■ Records ■

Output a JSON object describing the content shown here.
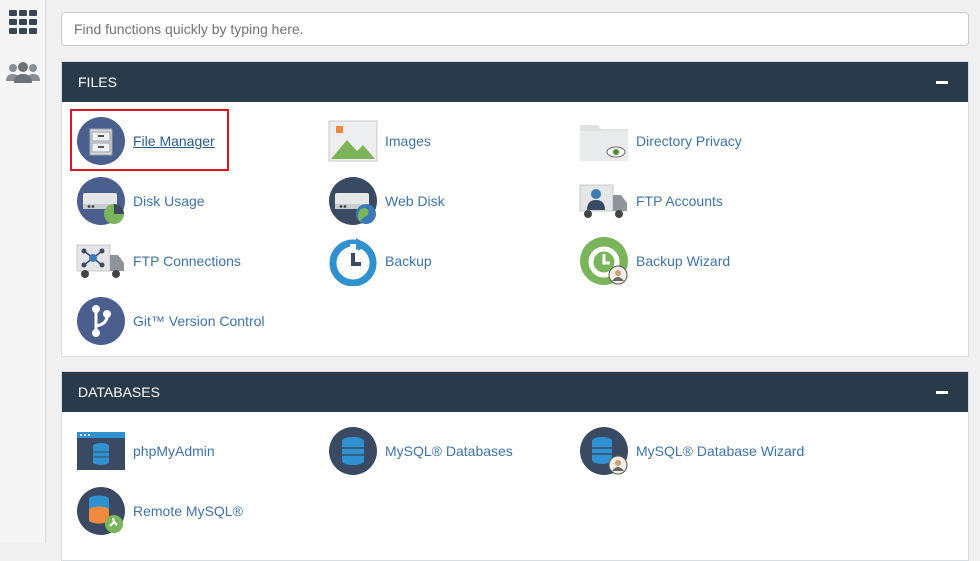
{
  "search": {
    "placeholder": "Find functions quickly by typing here."
  },
  "sidebar": {
    "items": [
      {
        "icon": "grid-icon",
        "tooltip": ""
      },
      {
        "icon": "users-icon",
        "tooltip": ""
      }
    ]
  },
  "files": {
    "title": "FILES",
    "items": [
      {
        "label": "File Manager",
        "icon": "file-cabinet-icon",
        "highlighted": true
      },
      {
        "label": "Images",
        "icon": "image-icon"
      },
      {
        "label": "Directory Privacy",
        "icon": "folder-eye-icon"
      },
      {
        "label": "Disk Usage",
        "icon": "disk-pie-icon"
      },
      {
        "label": "Web Disk",
        "icon": "web-disk-icon"
      },
      {
        "label": "FTP Accounts",
        "icon": "ftp-user-truck-icon"
      },
      {
        "label": "FTP Connections",
        "icon": "ftp-network-truck-icon"
      },
      {
        "label": "Backup",
        "icon": "backup-clock-icon"
      },
      {
        "label": "Backup Wizard",
        "icon": "backup-wizard-icon"
      },
      {
        "label": "Git™ Version Control",
        "icon": "git-branch-icon"
      }
    ]
  },
  "databases": {
    "title": "DATABASES",
    "items": [
      {
        "label": "phpMyAdmin",
        "icon": "phpmyadmin-icon"
      },
      {
        "label": "MySQL® Databases",
        "icon": "database-icon"
      },
      {
        "label": "MySQL® Database Wizard",
        "icon": "database-wizard-icon"
      },
      {
        "label": "Remote MySQL®",
        "icon": "remote-database-icon"
      }
    ]
  },
  "colors": {
    "header": "#293a4a",
    "link": "#3f73a6",
    "highlight_border": "#e0141e"
  }
}
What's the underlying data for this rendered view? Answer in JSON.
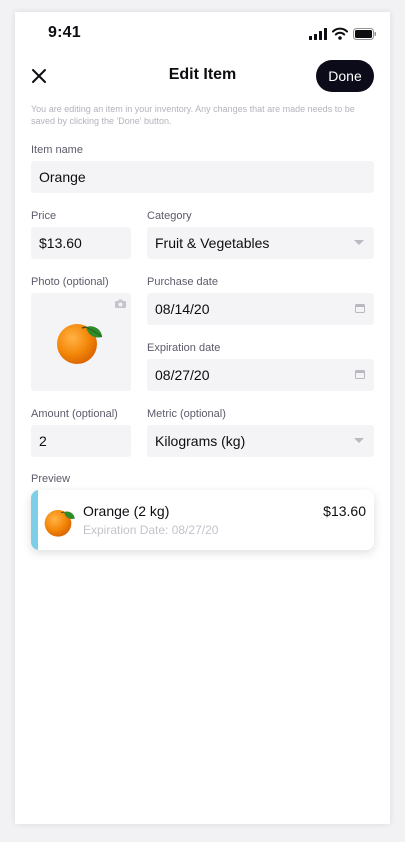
{
  "status": {
    "time": "9:41"
  },
  "nav": {
    "title": "Edit Item",
    "done_label": "Done"
  },
  "note": "You are editing an item in your inventory. Any changes that are made needs to be saved by clicking the 'Done' button.",
  "form": {
    "item_name": {
      "label": "Item name",
      "value": "Orange"
    },
    "price": {
      "label": "Price",
      "value": "$13.60"
    },
    "category": {
      "label": "Category",
      "value": "Fruit & Vegetables"
    },
    "photo": {
      "label": "Photo (optional)"
    },
    "purchase_date": {
      "label": "Purchase date",
      "value": "08/14/20"
    },
    "expiration_date": {
      "label": "Expiration date",
      "value": "08/27/20"
    },
    "amount": {
      "label": "Amount (optional)",
      "value": "2"
    },
    "metric": {
      "label": "Metric (optional)",
      "value": "Kilograms (kg)"
    }
  },
  "preview": {
    "label": "Preview",
    "name": "Orange (2 kg)",
    "price": "$13.60",
    "expiration": "Expiration Date: 08/27/20"
  },
  "colors": {
    "done_button": "#0b0b1a",
    "preview_accent": "#7ccfe6",
    "field_bg": "#f4f4f6"
  },
  "icons": [
    "signal-icon",
    "wifi-icon",
    "battery-icon",
    "close-icon",
    "camera-icon",
    "calendar-icon",
    "chevron-down-icon",
    "orange-image"
  ]
}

■ Exercise ■
Leave the pictures out and print the records above exactly as they stand.

■ Exercise result ■
Output a JSON object describing the content shown here.
{
  "search": {
    "placeholder": "Find functions quickly by typing here."
  },
  "sidebar": {
    "items": [
      {
        "icon": "grid-icon",
        "tooltip": ""
      },
      {
        "icon": "users-icon",
        "tooltip": ""
      }
    ]
  },
  "files": {
    "title": "FILES",
    "items": [
      {
        "label": "File Manager",
        "icon": "file-cabinet-icon",
        "highlighted": true
      },
      {
        "label": "Images",
        "icon": "image-icon"
      },
      {
        "label": "Directory Privacy",
        "icon": "folder-eye-icon"
      },
      {
        "label": "Disk Usage",
        "icon": "disk-pie-icon"
      },
      {
        "label": "Web Disk",
        "icon": "web-disk-icon"
      },
      {
        "label": "FTP Accounts",
        "icon": "ftp-user-truck-icon"
      },
      {
        "label": "FTP Connections",
        "icon": "ftp-network-truck-icon"
      },
      {
        "label": "Backup",
        "icon": "backup-clock-icon"
      },
      {
        "label": "Backup Wizard",
        "icon": "backup-wizard-icon"
      },
      {
        "label": "Git™ Version Control",
        "icon": "git-branch-icon"
      }
    ]
  },
  "databases": {
    "title": "DATABASES",
    "items": [
      {
        "label": "phpMyAdmin",
        "icon": "phpmyadmin-icon"
      },
      {
        "label": "MySQL® Databases",
        "icon": "database-icon"
      },
      {
        "label": "MySQL® Database Wizard",
        "icon": "database-wizard-icon"
      },
      {
        "label": "Remote MySQL®",
        "icon": "remote-database-icon"
      }
    ]
  },
  "colors": {
    "header": "#293a4a",
    "link": "#3f73a6",
    "highlight_border": "#e0141e"
  }
}
What's the underlying data for this rendered view? Answer in JSON.
{
  "status": {
    "time": "9:41"
  },
  "nav": {
    "title": "Edit Item",
    "done_label": "Done"
  },
  "note": "You are editing an item in your inventory. Any changes that are made needs to be saved by clicking the 'Done' button.",
  "form": {
    "item_name": {
      "label": "Item name",
      "value": "Orange"
    },
    "price": {
      "label": "Price",
      "value": "$13.60"
    },
    "category": {
      "label": "Category",
      "value": "Fruit & Vegetables"
    },
    "photo": {
      "label": "Photo (optional)"
    },
    "purchase_date": {
      "label": "Purchase date",
      "value": "08/14/20"
    },
    "expiration_date": {
      "label": "Expiration date",
      "value": "08/27/20"
    },
    "amount": {
      "label": "Amount (optional)",
      "value": "2"
    },
    "metric": {
      "label": "Metric (optional)",
      "value": "Kilograms (kg)"
    }
  },
  "preview": {
    "label": "Preview",
    "name": "Orange (2 kg)",
    "price": "$13.60",
    "expiration": "Expiration Date: 08/27/20"
  },
  "colors": {
    "done_button": "#0b0b1a",
    "preview_accent": "#7ccfe6",
    "field_bg": "#f4f4f6"
  },
  "icons": [
    "signal-icon",
    "wifi-icon",
    "battery-icon",
    "close-icon",
    "camera-icon",
    "calendar-icon",
    "chevron-down-icon",
    "orange-image"
  ]
}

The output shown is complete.